▶ **Problem**
Each line that holds the word "grid" counts once. Give the total number of such lines and nothing else.

▶ **Provided material**
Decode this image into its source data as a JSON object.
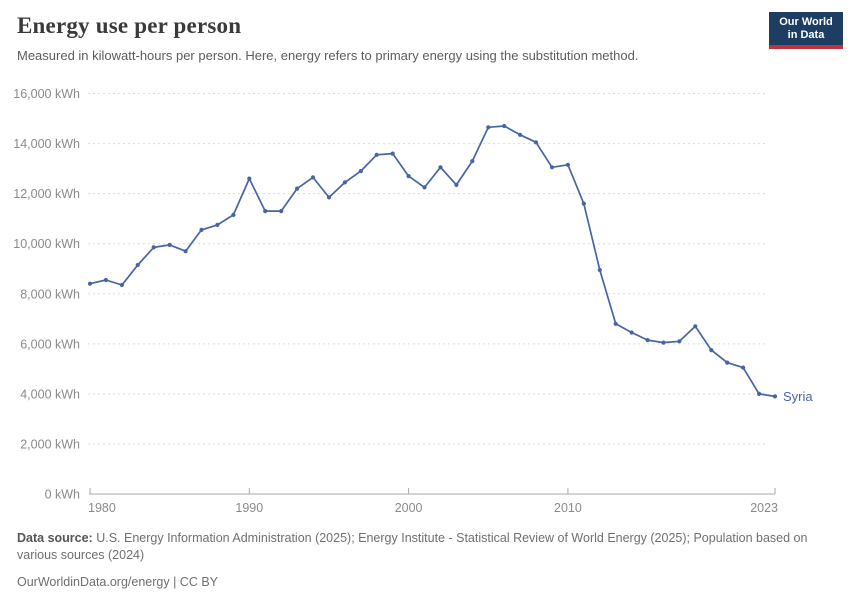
{
  "header": {
    "title": "Energy use per person",
    "subtitle": "Measured in kilowatt-hours per person. Here, energy refers to primary energy using the substitution method."
  },
  "logo": {
    "line1": "Our World",
    "line2": "in Data",
    "bg_color": "#1d3d63",
    "stripe_color": "#c0333e"
  },
  "chart_data": {
    "type": "line",
    "title": "Energy use per person",
    "ylabel": "",
    "xlabel": "",
    "unit": "kWh",
    "ylim": [
      0,
      16000
    ],
    "yticks": [
      0,
      2000,
      4000,
      6000,
      8000,
      10000,
      12000,
      14000,
      16000
    ],
    "ytick_suffix": " kWh",
    "xticks": [
      1980,
      1990,
      2000,
      2010,
      2023
    ],
    "grid": "dashed horizontal",
    "legend_position": "end-of-line label",
    "x": [
      1980,
      1981,
      1982,
      1983,
      1984,
      1985,
      1986,
      1987,
      1988,
      1989,
      1990,
      1991,
      1992,
      1993,
      1994,
      1995,
      1996,
      1997,
      1998,
      1999,
      2000,
      2001,
      2002,
      2003,
      2004,
      2005,
      2006,
      2007,
      2008,
      2009,
      2010,
      2011,
      2012,
      2013,
      2014,
      2015,
      2016,
      2017,
      2018,
      2019,
      2020,
      2021,
      2022,
      2023
    ],
    "series": [
      {
        "name": "Syria",
        "color": "#4665a3",
        "values": [
          8400,
          8550,
          8350,
          9150,
          9850,
          9950,
          9700,
          10550,
          10750,
          11150,
          12600,
          11300,
          11300,
          12200,
          12650,
          11850,
          12450,
          12900,
          13550,
          13600,
          12700,
          12250,
          13050,
          12350,
          13300,
          14650,
          14700,
          14350,
          14050,
          13050,
          13150,
          11600,
          8950,
          6800,
          6450,
          6150,
          6050,
          6100,
          6700,
          5750,
          5250,
          5050,
          4000,
          3900
        ]
      }
    ]
  },
  "footer": {
    "source_label": "Data source:",
    "source_text": "U.S. Energy Information Administration (2025); Energy Institute - Statistical Review of World Energy (2025); Population based on various sources (2024)",
    "link_text": "OurWorldinData.org/energy | CC BY"
  },
  "colors": {
    "grid": "#dcdcdc",
    "axis": "#a9a9a9",
    "tick_label": "#8a8a8a"
  }
}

▶ **Exercise response**
2